#### WRITTEN PROBLEM:
For this exercise, copy out each line of the material below that includes "icon".
##### INPUT FOR THIS TASK
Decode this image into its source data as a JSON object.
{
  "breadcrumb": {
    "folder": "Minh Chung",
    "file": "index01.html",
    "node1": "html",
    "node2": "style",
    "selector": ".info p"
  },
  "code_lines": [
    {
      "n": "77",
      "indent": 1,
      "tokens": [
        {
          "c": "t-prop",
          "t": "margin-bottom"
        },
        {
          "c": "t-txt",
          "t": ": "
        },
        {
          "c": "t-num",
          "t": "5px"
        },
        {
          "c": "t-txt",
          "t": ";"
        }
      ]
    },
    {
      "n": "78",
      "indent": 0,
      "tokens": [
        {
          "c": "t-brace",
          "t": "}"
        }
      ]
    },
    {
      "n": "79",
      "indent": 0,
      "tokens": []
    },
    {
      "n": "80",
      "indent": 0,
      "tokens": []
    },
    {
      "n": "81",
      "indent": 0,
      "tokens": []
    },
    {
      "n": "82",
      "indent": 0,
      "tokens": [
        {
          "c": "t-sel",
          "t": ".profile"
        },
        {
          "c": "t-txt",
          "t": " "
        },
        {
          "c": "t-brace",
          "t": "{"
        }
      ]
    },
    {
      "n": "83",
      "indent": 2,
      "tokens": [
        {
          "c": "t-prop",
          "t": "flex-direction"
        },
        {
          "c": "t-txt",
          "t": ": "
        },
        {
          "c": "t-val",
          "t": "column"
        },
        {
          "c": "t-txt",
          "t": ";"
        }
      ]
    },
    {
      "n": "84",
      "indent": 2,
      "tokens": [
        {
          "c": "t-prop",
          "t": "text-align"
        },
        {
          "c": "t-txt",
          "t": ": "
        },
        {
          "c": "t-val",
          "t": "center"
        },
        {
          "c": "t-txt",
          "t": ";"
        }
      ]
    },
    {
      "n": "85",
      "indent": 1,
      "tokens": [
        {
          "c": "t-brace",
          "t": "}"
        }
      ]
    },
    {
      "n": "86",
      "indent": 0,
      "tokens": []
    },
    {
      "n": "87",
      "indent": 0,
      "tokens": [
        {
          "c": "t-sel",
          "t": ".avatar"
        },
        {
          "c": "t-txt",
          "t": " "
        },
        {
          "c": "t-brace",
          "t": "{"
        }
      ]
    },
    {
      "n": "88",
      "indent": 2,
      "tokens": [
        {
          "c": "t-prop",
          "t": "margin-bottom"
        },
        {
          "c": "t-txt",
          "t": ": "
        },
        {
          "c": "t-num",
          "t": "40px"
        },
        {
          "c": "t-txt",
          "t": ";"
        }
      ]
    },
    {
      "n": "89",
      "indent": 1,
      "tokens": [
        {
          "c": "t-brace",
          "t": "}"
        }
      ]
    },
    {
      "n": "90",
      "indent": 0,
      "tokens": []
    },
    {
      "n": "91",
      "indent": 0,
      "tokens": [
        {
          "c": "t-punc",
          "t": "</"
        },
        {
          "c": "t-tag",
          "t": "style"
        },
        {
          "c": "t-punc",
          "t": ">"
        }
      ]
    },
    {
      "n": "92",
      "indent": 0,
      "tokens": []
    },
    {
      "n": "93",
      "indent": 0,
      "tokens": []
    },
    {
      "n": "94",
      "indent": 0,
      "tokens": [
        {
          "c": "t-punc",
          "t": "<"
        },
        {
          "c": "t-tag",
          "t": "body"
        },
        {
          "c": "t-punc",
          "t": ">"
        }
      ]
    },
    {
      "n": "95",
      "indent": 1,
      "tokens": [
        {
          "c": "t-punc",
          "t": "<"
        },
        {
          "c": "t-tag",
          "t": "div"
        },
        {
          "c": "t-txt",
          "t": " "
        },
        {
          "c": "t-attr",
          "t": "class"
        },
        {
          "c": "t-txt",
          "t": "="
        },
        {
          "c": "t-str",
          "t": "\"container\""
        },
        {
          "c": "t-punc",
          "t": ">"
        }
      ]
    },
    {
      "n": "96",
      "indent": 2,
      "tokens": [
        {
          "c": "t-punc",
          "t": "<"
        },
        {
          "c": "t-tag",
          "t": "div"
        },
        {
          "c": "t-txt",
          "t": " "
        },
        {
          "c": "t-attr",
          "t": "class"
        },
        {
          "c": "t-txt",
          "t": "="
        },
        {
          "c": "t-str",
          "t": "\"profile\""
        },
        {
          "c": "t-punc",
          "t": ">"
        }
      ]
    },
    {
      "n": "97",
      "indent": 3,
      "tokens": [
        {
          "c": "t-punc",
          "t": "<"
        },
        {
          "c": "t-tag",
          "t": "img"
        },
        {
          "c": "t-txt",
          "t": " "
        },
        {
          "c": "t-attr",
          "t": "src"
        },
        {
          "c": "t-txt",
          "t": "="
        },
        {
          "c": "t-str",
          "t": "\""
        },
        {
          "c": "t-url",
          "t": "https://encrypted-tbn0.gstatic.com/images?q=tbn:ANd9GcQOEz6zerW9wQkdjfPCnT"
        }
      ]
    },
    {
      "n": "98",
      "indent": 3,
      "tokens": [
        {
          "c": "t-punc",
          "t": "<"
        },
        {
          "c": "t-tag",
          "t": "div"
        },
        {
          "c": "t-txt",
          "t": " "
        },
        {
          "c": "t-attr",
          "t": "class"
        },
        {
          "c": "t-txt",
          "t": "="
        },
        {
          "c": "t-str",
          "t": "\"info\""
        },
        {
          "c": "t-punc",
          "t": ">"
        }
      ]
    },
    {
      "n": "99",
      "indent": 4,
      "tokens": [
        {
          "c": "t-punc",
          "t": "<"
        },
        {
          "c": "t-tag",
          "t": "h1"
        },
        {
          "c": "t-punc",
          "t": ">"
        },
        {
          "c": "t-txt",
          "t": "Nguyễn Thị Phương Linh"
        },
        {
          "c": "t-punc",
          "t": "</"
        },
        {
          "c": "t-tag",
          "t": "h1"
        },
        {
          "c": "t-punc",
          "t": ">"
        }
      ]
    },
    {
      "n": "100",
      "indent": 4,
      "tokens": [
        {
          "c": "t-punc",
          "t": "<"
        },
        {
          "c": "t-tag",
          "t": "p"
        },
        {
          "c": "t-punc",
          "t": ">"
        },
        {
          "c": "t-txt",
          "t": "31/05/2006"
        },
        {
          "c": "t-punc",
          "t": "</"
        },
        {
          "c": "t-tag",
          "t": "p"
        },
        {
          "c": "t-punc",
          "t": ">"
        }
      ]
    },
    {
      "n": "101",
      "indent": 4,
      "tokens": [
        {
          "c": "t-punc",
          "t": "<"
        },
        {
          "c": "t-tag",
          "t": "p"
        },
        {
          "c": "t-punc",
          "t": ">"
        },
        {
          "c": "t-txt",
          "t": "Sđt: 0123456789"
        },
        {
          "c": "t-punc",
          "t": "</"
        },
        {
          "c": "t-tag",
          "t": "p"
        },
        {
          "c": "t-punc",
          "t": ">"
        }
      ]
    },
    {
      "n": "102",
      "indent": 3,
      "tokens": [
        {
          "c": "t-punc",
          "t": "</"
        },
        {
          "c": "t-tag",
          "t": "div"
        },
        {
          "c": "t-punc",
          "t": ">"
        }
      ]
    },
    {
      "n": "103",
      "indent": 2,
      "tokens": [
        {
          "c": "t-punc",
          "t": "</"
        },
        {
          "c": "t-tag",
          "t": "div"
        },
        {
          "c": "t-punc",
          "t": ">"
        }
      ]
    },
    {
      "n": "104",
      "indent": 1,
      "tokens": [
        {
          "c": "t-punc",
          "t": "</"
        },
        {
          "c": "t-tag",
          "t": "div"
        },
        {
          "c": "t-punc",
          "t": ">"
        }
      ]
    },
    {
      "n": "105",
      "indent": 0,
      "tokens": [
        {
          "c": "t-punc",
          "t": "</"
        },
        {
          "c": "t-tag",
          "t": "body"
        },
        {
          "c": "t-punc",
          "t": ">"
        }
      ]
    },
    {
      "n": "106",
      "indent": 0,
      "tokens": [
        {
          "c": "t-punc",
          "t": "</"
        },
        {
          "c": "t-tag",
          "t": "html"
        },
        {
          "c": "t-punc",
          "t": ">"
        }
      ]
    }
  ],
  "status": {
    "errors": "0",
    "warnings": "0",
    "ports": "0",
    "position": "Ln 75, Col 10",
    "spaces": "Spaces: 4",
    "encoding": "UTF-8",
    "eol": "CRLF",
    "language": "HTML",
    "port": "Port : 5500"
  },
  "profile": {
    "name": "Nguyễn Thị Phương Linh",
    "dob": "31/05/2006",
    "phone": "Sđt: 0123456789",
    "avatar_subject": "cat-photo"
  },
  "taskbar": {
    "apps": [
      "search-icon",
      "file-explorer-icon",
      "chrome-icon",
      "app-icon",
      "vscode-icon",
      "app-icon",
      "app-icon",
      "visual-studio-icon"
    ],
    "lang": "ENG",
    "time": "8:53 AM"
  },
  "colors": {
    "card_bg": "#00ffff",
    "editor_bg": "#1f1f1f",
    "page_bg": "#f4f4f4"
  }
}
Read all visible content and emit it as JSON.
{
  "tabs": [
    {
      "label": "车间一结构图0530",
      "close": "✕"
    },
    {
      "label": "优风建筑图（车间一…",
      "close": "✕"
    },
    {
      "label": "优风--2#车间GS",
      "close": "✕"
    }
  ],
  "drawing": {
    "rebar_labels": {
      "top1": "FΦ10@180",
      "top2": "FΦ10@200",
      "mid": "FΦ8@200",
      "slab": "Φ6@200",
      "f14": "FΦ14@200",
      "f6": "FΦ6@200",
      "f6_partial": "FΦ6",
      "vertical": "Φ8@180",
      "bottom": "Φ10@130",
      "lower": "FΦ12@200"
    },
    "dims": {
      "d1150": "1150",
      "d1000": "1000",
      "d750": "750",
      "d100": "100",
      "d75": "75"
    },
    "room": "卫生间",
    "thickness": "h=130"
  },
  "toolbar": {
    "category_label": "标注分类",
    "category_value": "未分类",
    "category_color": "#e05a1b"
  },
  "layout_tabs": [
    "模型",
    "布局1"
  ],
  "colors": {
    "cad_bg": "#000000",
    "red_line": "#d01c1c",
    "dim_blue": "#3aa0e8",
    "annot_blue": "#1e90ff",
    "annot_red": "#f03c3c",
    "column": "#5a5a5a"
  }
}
##########
#### FULL ANSWER:
      "search-icon",
      "file-explorer-icon",
      "chrome-icon",
      "app-icon",
      "vscode-icon",
      "app-icon",
      "app-icon",
      "visual-studio-icon"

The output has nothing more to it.